> [Goal of the exercise]
From the entries below, list each line with "answer".

┌──

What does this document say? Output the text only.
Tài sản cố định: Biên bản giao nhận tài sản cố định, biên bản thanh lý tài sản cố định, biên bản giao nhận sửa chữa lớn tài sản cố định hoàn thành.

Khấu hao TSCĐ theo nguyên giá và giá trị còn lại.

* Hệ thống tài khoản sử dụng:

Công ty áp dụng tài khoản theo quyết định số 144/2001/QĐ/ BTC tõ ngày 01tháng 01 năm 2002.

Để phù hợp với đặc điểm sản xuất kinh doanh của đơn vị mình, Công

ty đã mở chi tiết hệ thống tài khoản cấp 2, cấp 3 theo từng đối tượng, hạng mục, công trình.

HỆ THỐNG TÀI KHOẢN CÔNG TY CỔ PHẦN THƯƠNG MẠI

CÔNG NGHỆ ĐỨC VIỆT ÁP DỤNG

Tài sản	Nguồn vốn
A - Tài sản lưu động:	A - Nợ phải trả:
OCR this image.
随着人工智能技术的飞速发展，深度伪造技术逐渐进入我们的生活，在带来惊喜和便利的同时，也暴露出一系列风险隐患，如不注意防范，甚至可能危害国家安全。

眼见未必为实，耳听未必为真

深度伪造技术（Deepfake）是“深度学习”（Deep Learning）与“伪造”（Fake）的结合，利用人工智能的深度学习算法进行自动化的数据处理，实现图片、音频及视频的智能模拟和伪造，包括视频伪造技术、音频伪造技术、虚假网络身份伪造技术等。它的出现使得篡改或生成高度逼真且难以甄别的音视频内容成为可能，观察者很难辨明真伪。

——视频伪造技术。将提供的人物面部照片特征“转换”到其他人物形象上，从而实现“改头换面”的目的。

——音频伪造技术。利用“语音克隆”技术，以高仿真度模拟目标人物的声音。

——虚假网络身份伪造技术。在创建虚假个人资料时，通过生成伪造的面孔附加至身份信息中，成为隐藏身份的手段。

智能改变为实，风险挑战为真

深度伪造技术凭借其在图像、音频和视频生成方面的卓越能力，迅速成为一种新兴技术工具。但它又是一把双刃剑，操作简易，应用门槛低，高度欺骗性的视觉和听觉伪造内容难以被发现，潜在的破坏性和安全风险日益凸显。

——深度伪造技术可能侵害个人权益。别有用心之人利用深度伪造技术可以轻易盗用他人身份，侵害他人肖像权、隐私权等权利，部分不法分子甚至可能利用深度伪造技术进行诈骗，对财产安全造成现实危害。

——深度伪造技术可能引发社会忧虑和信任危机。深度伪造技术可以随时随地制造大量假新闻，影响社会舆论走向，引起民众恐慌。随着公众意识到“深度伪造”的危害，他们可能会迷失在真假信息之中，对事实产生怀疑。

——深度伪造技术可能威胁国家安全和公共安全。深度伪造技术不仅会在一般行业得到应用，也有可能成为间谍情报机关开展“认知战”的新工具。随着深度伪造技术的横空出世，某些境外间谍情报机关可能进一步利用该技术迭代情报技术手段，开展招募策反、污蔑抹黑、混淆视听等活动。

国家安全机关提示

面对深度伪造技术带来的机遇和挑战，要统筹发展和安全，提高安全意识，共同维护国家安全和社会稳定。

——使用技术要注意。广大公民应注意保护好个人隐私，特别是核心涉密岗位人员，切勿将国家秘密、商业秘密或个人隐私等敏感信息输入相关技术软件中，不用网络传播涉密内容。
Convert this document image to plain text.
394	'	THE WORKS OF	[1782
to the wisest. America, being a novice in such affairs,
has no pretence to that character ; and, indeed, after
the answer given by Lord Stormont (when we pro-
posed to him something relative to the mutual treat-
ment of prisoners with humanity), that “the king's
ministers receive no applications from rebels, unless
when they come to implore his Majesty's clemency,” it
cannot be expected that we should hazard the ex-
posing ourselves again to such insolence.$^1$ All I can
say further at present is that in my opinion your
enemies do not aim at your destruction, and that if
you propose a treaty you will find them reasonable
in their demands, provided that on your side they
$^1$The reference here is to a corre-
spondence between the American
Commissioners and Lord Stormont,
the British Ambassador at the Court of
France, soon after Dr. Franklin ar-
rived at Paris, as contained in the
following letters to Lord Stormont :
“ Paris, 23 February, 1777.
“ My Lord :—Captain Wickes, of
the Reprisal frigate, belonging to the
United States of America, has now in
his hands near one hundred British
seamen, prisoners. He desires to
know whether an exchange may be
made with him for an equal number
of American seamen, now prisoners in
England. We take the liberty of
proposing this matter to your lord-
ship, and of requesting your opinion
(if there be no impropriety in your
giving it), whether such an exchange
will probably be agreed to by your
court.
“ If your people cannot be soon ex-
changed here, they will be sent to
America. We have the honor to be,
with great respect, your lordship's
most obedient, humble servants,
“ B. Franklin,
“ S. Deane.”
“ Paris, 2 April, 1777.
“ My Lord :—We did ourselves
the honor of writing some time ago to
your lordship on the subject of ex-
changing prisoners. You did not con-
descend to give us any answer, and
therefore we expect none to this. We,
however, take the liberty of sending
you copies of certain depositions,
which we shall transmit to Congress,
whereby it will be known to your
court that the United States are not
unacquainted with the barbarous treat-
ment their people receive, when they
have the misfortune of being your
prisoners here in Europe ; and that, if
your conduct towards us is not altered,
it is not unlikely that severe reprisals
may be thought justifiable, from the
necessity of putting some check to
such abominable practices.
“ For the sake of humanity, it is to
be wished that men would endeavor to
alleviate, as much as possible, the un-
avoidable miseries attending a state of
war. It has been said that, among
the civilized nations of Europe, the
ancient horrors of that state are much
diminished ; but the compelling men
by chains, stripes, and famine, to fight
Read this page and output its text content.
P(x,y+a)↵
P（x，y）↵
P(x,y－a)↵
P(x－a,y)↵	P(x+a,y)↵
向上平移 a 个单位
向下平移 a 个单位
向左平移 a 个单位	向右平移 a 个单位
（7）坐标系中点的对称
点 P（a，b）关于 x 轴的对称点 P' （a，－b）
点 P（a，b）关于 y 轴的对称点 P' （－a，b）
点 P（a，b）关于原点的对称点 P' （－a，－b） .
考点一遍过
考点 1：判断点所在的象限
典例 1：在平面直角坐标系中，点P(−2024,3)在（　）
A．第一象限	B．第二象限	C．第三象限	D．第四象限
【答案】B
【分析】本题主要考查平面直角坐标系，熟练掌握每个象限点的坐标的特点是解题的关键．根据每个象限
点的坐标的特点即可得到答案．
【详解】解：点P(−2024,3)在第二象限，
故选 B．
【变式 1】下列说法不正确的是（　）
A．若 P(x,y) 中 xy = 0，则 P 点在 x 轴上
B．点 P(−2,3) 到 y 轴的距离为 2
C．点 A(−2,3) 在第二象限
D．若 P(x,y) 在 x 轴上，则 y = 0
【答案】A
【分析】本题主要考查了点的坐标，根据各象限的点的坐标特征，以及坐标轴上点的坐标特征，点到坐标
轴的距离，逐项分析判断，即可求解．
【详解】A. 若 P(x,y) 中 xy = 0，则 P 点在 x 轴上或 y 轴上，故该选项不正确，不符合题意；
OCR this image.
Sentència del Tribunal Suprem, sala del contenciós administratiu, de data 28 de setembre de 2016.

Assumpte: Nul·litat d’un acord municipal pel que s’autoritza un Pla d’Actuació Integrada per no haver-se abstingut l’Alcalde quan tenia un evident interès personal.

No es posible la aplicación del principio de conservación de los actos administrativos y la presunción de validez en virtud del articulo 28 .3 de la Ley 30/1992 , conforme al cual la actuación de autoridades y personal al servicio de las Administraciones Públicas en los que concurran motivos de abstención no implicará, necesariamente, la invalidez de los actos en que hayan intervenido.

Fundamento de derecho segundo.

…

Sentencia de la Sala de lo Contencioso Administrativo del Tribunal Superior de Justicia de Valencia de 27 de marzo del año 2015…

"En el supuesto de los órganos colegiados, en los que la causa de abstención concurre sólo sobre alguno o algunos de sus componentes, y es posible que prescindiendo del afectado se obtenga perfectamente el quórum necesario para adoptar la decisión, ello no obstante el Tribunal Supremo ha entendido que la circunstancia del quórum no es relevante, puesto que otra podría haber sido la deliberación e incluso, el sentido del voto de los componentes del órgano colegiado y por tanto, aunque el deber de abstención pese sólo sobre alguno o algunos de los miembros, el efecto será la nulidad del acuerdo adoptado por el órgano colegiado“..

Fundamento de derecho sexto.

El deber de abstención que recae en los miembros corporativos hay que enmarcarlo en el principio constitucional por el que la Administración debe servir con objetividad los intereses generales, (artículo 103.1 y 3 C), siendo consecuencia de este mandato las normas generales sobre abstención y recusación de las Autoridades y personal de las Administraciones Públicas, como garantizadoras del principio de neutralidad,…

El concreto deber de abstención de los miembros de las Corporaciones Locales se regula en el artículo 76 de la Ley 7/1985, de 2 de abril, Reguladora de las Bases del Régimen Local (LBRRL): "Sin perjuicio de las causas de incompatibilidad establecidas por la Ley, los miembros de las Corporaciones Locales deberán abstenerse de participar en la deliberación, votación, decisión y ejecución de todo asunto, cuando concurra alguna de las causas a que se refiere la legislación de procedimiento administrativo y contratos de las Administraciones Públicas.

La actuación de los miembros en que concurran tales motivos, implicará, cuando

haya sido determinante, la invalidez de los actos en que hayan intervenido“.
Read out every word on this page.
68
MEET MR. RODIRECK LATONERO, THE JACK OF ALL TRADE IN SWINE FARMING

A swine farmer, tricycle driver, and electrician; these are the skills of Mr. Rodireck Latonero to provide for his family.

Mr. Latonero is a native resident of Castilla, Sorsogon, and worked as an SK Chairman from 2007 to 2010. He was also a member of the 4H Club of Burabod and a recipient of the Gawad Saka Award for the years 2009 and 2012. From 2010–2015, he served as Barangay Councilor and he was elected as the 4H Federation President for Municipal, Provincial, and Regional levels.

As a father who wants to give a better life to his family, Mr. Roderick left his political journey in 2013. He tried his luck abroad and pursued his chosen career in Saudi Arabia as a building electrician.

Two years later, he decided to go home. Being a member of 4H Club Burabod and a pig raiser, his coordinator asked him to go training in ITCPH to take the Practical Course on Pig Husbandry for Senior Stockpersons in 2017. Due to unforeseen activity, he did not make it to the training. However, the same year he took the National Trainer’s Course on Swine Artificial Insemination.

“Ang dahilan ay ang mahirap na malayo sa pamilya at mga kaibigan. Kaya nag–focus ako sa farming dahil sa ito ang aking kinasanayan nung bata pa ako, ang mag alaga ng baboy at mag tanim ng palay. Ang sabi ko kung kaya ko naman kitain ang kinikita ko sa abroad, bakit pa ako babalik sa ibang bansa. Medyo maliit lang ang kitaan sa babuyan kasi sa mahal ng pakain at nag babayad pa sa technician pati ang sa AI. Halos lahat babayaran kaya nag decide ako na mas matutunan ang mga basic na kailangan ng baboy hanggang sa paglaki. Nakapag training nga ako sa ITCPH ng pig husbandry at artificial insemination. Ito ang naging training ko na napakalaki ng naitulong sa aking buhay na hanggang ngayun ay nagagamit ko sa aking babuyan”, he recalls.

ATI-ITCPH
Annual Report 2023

└──

> [Solution to this problem]
the answer given by Lord Stormont (when we pro-
descend to give us any answer, and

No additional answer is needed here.